## Collection entries
○ ○ ○
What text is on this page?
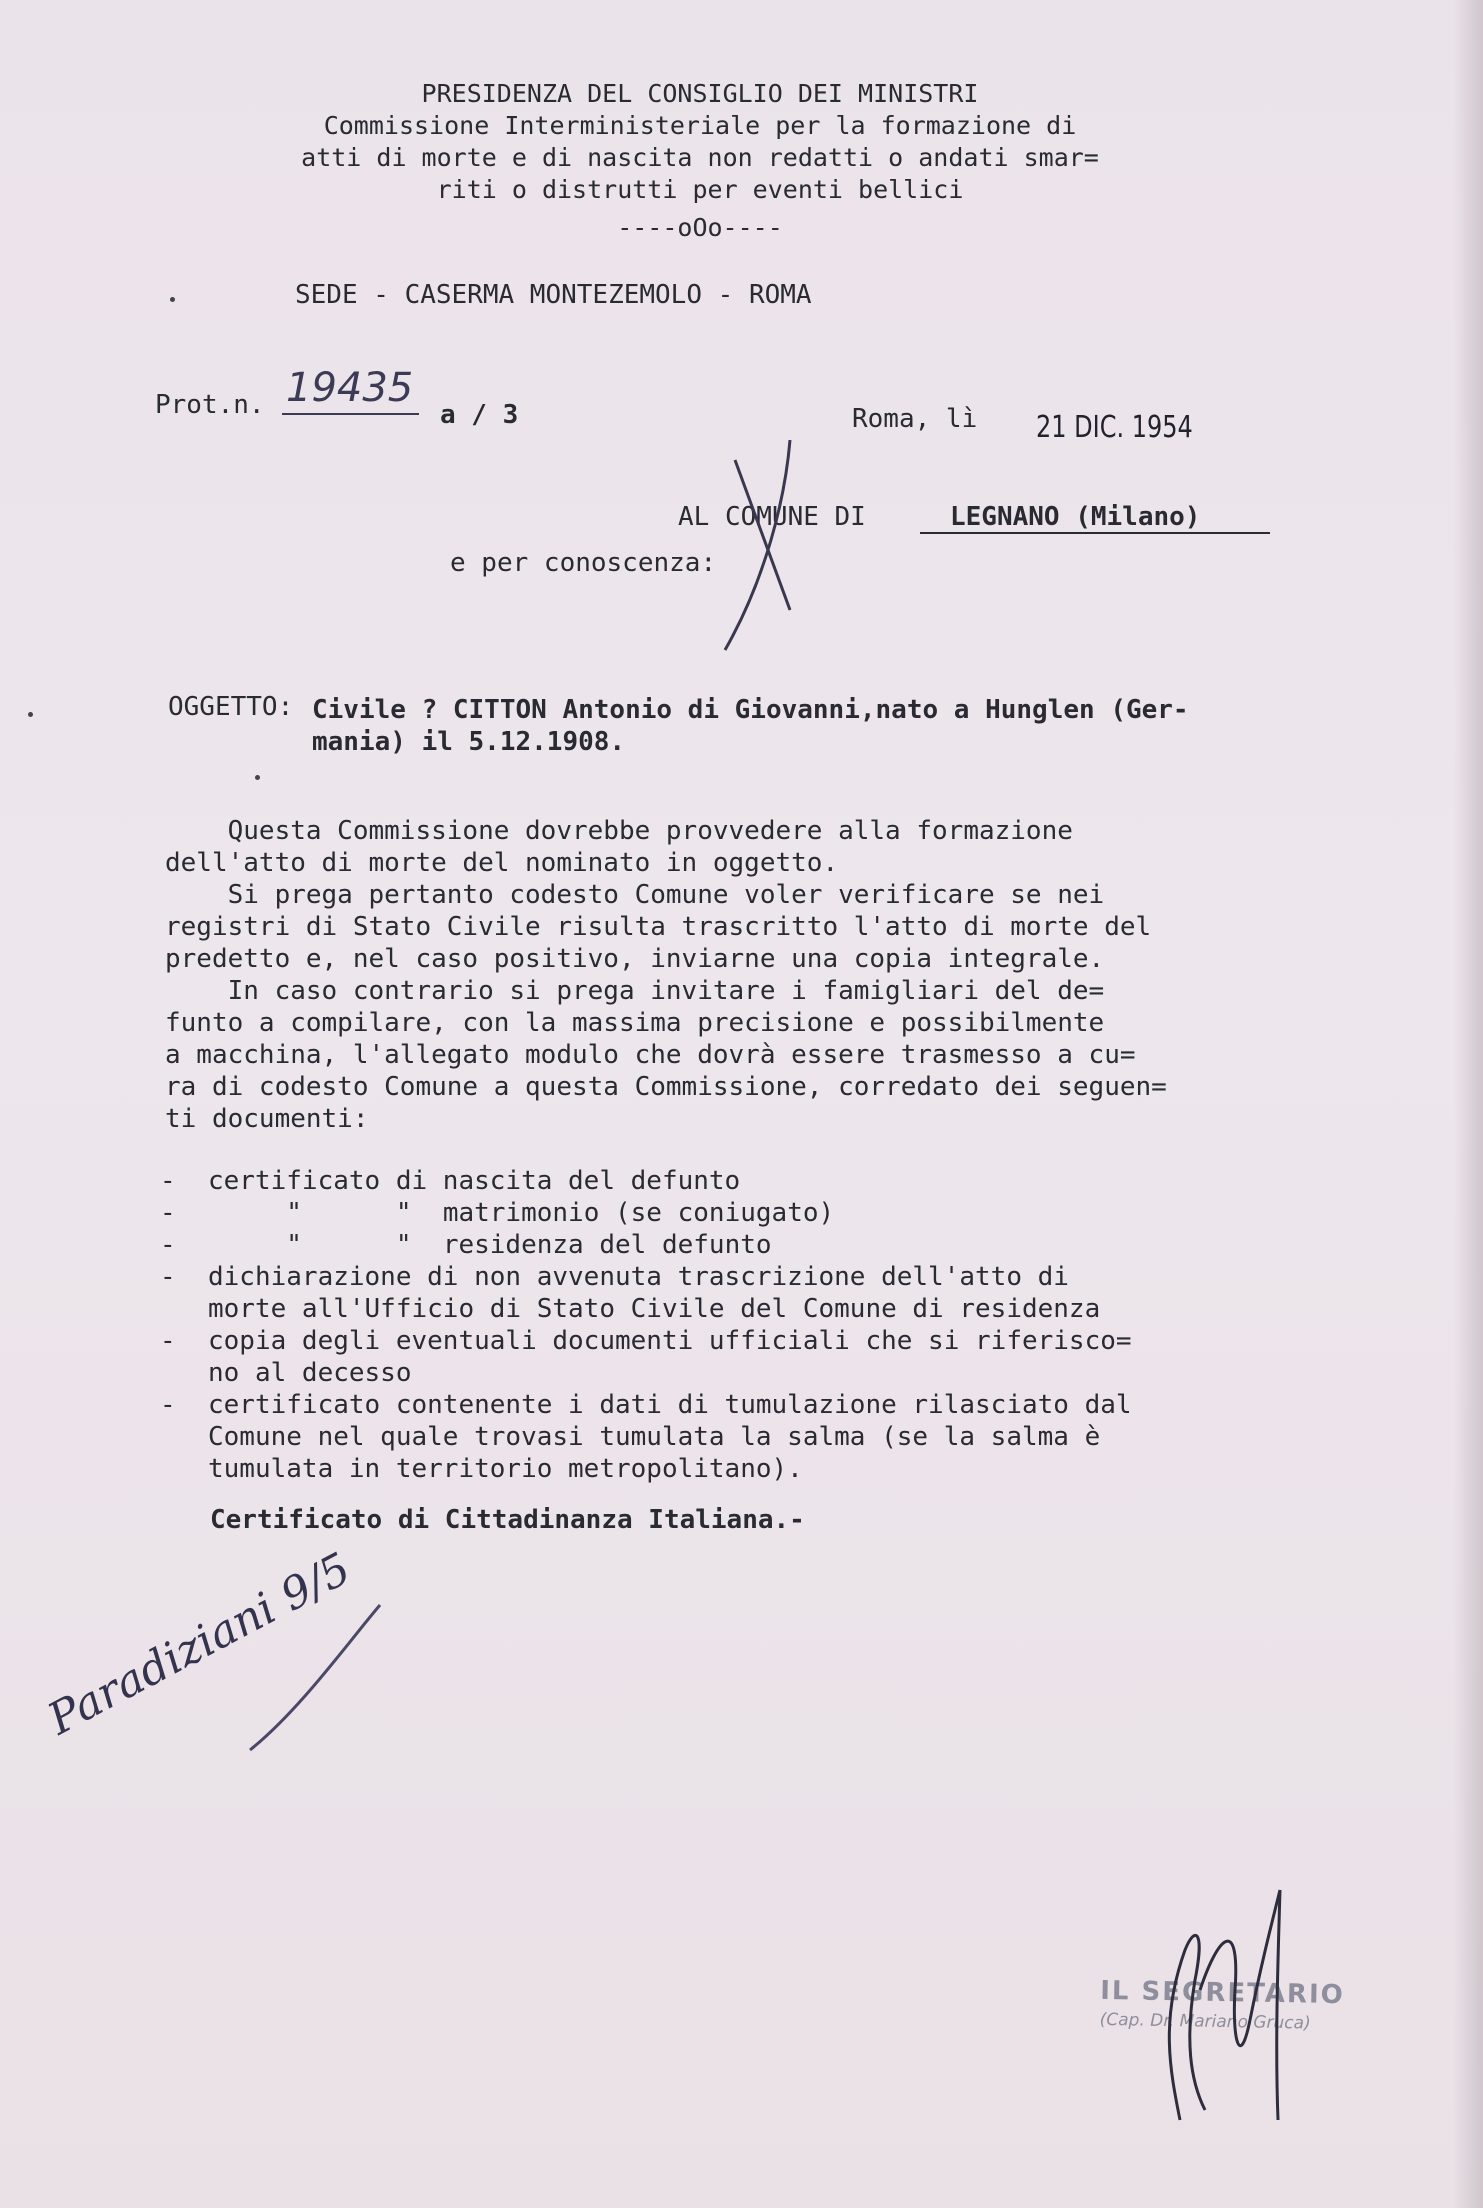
PRESIDENZA DEL CONSIGLIO DEI MINISTRI
Commissione Interministeriale per la formazione di
atti di morte e di nascita non redatti o andati smar=
riti o distrutti per eventi bellici
----oOo----
SEDE - CASERMA MONTEZEMOLO - ROMA
Prot.n. 19435
a / 3	Roma, lì 21 DIC. 1954
AL COMUNE DI	LEGNANO (Milano)
e per conoscenza:
OGGETTO: Civile ? CITTON Antonio di Giovanni,nato a Hunglen (Ger-
mania) il 5.12.1908.
Questa Commissione dovrebbe provvedere alla formazione
dell'atto di morte del nominato in oggetto.
Si prega pertanto codesto Comune voler verificare se nei
registri di Stato Civile risulta trascritto l'atto di morte del
predetto e, nel caso positivo, inviarne una copia integrale.
In caso contrario si prega invitare i famigliari del de=
funto a compilare, con la massima precisione e possibilmente
a macchina, l'allegato modulo che dovrà essere trasmesso a cu=
ra di codesto Comune a questa Commissione, corredato dei seguen=
ti documenti:
-	certificato di nascita del defunto
-	"      "  matrimonio (se coniugato)
-	"      "  residenza del defunto
-	dichiarazione di non avvenuta trascrizione dell'atto di
morte all'Ufficio di Stato Civile del Comune di residenza
-	copia degli eventuali documenti ufficiali che si riferisco=
no al decesso
-	certificato contenente i dati di tumulazione rilasciato dal
Comune nel quale trovasi tumulata la salma (se la salma è
tumulata in territorio metropolitano).
Certificato di Cittadinanza Italiana.-
Paradiziani 9/5
IL SEGRETARIO
(Cap. Dr. Mariano Gruca)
○ ○ ○
## TASK GOAL
Reproduce the material above in full and without alteration, but skip all pictures.

## COMPLETED EXERCISE
What text is on this page?
PRESIDENZA DEL CONSIGLIO DEI MINISTRI
Commissione Interministeriale per la formazione di
atti di morte e di nascita non redatti o andati smar=
riti o distrutti per eventi bellici
----oOo----
SEDE - CASERMA MONTEZEMOLO - ROMA
Prot.n. 19435
a / 3	Roma, lì 21 DIC. 1954
AL COMUNE DI	LEGNANO (Milano)
e per conoscenza:
OGGETTO: Civile ? CITTON Antonio di Giovanni,nato a Hunglen (Ger-
mania) il 5.12.1908.
Questa Commissione dovrebbe provvedere alla formazione
dell'atto di morte del nominato in oggetto.
Si prega pertanto codesto Comune voler verificare se nei
registri di Stato Civile risulta trascritto l'atto di morte del
predetto e, nel caso positivo, inviarne una copia integrale.
In caso contrario si prega invitare i famigliari del de=
funto a compilare, con la massima precisione e possibilmente
a macchina, l'allegato modulo che dovrà essere trasmesso a cu=
ra di codesto Comune a questa Commissione, corredato dei seguen=
ti documenti:
-	certificato di nascita del defunto
-	"      "  matrimonio (se coniugato)
-	"      "  residenza del defunto
-	dichiarazione di non avvenuta trascrizione dell'atto di
morte all'Ufficio di Stato Civile del Comune di residenza
-	copia degli eventuali documenti ufficiali che si riferisco=
no al decesso
-	certificato contenente i dati di tumulazione rilasciato dal
Comune nel quale trovasi tumulata la salma (se la salma è
tumulata in territorio metropolitano).
Certificato di Cittadinanza Italiana.-
Paradiziani 9/5
IL SEGRETARIO
(Cap. Dr. Mariano Gruca)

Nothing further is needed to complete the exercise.